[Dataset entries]
──────────────────────────────

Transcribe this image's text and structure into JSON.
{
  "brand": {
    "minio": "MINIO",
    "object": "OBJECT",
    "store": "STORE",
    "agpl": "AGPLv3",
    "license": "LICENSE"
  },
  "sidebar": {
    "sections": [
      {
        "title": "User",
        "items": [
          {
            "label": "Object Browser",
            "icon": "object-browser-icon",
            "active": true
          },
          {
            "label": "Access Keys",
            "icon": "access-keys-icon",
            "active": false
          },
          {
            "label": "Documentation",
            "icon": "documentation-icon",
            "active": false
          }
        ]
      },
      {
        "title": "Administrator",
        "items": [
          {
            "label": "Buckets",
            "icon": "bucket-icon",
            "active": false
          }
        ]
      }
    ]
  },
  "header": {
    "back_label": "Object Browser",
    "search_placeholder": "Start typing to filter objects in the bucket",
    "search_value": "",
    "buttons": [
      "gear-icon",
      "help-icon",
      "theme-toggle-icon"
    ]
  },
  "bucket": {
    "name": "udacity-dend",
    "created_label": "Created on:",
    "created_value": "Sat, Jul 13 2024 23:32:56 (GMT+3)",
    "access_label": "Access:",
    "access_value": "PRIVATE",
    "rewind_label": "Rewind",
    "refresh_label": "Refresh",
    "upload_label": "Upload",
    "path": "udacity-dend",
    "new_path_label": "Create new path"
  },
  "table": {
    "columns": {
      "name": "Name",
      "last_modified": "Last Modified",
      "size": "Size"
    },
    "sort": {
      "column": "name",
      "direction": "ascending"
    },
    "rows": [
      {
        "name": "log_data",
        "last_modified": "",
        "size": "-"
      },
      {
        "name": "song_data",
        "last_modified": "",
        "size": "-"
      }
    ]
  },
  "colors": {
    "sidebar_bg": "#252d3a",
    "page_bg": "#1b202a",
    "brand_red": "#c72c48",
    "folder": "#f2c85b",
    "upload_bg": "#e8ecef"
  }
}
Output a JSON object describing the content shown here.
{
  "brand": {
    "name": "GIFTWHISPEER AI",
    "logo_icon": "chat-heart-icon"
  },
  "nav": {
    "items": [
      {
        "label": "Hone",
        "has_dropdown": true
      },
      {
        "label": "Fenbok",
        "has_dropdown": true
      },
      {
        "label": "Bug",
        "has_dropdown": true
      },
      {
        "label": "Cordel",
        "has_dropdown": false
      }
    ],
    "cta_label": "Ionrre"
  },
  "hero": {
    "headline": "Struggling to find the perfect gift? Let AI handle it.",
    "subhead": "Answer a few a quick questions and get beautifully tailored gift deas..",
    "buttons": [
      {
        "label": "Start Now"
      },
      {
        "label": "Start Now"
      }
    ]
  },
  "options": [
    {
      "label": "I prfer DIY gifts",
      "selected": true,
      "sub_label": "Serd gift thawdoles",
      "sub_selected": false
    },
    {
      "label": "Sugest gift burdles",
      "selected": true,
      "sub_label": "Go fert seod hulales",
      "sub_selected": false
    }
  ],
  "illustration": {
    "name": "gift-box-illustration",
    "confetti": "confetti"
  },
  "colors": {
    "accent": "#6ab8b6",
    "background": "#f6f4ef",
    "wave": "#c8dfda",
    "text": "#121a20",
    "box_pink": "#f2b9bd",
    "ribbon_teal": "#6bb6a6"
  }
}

──────────────────────────────

EXERCISE DETAILS
Copy all the entries verbatim.

EXERCISE SOLUTION
Transcribe this image's text and structure into JSON.
{
  "brand": {
    "minio": "MINIO",
    "object": "OBJECT",
    "store": "STORE",
    "agpl": "AGPLv3",
    "license": "LICENSE"
  },
  "sidebar": {
    "sections": [
      {
        "title": "User",
        "items": [
          {
            "label": "Object Browser",
            "icon": "object-browser-icon",
            "active": true
          },
          {
            "label": "Access Keys",
            "icon": "access-keys-icon",
            "active": false
          },
          {
            "label": "Documentation",
            "icon": "documentation-icon",
            "active": false
          }
        ]
      },
      {
        "title": "Administrator",
        "items": [
          {
            "label": "Buckets",
            "icon": "bucket-icon",
            "active": false
          }
        ]
      }
    ]
  },
  "header": {
    "back_label": "Object Browser",
    "search_placeholder": "Start typing to filter objects in the bucket",
    "search_value": "",
    "buttons": [
      "gear-icon",
      "help-icon",
      "theme-toggle-icon"
    ]
  },
  "bucket": {
    "name": "udacity-dend",
    "created_label": "Created on:",
    "created_value": "Sat, Jul 13 2024 23:32:56 (GMT+3)",
    "access_label": "Access:",
    "access_value": "PRIVATE",
    "rewind_label": "Rewind",
    "refresh_label": "Refresh",
    "upload_label": "Upload",
    "path": "udacity-dend",
    "new_path_label": "Create new path"
  },
  "table": {
    "columns": {
      "name": "Name",
      "last_modified": "Last Modified",
      "size": "Size"
    },
    "sort": {
      "column": "name",
      "direction": "ascending"
    },
    "rows": [
      {
        "name": "log_data",
        "last_modified": "",
        "size": "-"
      },
      {
        "name": "song_data",
        "last_modified": "",
        "size": "-"
      }
    ]
  },
  "colors": {
    "sidebar_bg": "#252d3a",
    "page_bg": "#1b202a",
    "brand_red": "#c72c48",
    "folder": "#f2c85b",
    "upload_bg": "#e8ecef"
  }
}
Output a JSON object describing the content shown here.
{
  "brand": {
    "name": "GIFTWHISPEER AI",
    "logo_icon": "chat-heart-icon"
  },
  "nav": {
    "items": [
      {
        "label": "Hone",
        "has_dropdown": true
      },
      {
        "label": "Fenbok",
        "has_dropdown": true
      },
      {
        "label": "Bug",
        "has_dropdown": true
      },
      {
        "label": "Cordel",
        "has_dropdown": false
      }
    ],
    "cta_label": "Ionrre"
  },
  "hero": {
    "headline": "Struggling to find the perfect gift? Let AI handle it.",
    "subhead": "Answer a few a quick questions and get beautifully tailored gift deas..",
    "buttons": [
      {
        "label": "Start Now"
      },
      {
        "label": "Start Now"
      }
    ]
  },
  "options": [
    {
      "label": "I prfer DIY gifts",
      "selected": true,
      "sub_label": "Serd gift thawdoles",
      "sub_selected": false
    },
    {
      "label": "Sugest gift burdles",
      "selected": true,
      "sub_label": "Go fert seod hulales",
      "sub_selected": false
    }
  ],
  "illustration": {
    "name": "gift-box-illustration",
    "confetti": "confetti"
  },
  "colors": {
    "accent": "#6ab8b6",
    "background": "#f6f4ef",
    "wave": "#c8dfda",
    "text": "#121a20",
    "box_pink": "#f2b9bd",
    "ribbon_teal": "#6bb6a6"
  }
}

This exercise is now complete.